*** Opening Source records ***

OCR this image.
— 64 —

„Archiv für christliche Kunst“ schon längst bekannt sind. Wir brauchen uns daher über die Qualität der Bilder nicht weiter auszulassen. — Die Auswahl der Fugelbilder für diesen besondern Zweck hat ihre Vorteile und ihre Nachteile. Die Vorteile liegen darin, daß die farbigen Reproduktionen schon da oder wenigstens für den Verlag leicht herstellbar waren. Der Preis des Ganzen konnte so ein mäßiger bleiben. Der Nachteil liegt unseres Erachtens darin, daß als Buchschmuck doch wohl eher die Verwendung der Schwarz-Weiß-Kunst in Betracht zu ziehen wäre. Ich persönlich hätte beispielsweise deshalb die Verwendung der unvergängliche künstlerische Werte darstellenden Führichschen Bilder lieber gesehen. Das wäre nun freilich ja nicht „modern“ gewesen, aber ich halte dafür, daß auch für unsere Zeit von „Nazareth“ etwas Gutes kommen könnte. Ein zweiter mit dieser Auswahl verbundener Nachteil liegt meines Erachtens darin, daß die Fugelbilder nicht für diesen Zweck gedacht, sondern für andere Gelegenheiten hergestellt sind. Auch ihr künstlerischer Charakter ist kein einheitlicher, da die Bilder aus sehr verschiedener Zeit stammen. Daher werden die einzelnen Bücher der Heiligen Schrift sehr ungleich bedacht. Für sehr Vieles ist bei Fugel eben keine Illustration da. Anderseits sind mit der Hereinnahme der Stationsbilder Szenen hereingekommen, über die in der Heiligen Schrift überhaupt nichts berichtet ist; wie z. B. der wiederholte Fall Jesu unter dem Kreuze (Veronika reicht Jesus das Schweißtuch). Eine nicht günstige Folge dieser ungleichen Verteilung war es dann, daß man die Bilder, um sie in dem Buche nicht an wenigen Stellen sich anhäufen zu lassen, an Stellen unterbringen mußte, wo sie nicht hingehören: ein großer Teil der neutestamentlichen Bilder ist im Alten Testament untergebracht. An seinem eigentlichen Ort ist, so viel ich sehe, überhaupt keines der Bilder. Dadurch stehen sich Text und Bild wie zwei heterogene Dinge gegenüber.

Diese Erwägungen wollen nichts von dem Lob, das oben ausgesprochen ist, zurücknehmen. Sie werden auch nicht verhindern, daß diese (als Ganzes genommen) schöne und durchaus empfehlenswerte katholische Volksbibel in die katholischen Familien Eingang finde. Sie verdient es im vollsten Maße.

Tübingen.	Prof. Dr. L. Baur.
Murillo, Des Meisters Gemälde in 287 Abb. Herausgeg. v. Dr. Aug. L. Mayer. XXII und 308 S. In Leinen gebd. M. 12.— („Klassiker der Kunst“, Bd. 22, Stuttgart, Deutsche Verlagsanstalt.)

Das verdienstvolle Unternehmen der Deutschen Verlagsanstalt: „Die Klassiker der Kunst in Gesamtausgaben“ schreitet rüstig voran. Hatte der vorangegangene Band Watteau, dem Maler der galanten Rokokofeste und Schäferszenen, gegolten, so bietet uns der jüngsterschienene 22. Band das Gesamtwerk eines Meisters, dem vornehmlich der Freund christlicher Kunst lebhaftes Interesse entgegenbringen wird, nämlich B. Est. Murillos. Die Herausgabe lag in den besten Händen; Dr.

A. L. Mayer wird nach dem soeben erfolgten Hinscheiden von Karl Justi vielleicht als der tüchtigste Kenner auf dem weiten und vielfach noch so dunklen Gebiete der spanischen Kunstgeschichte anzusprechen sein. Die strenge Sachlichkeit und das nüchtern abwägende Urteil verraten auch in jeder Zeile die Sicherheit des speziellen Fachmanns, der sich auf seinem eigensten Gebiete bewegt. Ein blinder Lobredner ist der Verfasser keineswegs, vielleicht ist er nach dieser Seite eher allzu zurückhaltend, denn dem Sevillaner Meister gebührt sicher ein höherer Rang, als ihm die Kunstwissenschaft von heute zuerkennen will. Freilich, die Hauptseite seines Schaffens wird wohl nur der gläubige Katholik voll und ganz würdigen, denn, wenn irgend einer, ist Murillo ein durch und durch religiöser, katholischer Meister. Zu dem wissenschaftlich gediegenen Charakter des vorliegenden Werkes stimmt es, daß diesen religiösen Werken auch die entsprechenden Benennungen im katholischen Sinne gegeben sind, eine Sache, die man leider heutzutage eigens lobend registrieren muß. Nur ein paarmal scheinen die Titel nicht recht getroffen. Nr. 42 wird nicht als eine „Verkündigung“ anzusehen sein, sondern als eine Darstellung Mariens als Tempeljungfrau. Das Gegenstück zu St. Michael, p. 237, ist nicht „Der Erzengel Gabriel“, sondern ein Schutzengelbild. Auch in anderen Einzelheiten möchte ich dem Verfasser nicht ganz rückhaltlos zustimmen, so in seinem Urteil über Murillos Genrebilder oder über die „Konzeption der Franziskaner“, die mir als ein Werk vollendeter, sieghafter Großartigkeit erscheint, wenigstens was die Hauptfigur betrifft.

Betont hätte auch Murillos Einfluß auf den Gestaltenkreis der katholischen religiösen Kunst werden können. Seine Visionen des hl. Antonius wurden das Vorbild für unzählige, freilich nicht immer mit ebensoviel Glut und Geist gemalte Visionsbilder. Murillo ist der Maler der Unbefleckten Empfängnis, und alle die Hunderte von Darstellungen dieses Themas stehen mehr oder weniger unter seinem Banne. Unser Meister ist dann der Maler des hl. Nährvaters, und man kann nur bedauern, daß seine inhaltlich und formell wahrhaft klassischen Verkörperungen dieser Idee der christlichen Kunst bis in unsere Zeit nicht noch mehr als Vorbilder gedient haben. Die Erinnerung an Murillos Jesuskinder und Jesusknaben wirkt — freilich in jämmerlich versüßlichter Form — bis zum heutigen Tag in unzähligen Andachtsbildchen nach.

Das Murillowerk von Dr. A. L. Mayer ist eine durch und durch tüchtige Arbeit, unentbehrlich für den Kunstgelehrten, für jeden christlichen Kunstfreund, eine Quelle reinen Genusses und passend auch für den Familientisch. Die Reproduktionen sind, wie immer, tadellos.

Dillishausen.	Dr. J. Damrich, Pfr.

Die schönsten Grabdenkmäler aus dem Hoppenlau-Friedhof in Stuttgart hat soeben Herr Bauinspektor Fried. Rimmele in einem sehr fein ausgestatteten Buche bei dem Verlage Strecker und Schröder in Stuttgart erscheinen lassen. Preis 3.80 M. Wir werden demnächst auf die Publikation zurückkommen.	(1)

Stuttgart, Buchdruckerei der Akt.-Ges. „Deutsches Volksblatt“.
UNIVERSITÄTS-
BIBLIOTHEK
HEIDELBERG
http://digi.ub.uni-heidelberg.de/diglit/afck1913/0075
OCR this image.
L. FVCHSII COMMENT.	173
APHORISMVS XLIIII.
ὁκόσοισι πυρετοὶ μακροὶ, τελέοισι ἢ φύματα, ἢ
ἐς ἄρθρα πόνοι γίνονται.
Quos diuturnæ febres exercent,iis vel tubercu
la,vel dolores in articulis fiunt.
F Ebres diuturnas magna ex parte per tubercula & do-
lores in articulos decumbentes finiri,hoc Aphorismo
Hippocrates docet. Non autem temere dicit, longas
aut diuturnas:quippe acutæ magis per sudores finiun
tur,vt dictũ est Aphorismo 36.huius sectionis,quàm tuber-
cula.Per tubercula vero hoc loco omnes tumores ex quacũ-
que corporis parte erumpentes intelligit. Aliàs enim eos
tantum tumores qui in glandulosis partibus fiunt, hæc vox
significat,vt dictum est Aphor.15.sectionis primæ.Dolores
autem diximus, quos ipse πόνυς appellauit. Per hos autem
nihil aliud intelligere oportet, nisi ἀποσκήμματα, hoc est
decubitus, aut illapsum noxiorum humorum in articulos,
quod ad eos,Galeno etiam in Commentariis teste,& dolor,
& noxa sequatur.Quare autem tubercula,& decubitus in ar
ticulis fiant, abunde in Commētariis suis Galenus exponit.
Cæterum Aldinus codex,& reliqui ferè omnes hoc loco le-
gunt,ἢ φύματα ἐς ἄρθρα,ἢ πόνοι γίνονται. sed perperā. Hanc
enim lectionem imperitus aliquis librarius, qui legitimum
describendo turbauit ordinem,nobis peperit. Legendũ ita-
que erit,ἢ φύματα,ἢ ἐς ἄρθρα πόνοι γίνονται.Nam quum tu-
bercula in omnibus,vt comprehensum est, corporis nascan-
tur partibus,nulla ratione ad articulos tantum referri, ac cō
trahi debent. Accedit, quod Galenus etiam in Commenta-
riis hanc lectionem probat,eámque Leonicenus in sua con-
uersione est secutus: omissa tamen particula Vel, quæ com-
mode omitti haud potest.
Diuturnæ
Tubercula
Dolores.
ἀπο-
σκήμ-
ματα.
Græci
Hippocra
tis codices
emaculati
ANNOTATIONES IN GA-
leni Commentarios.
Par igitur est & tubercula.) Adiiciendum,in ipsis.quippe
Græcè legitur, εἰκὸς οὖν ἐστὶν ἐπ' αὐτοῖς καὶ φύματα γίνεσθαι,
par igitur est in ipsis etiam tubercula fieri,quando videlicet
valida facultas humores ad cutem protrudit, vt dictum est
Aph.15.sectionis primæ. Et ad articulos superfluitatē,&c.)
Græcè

*** Closing Source records ***

* [What you will do]
Retrieve each line of the data in which the word "dictum" can be found.

* [Output]
significat,vt dictum est Aphor.15.sectionis primæ.Dolores
valida facultas humores ad cutem protrudit, vt dictum est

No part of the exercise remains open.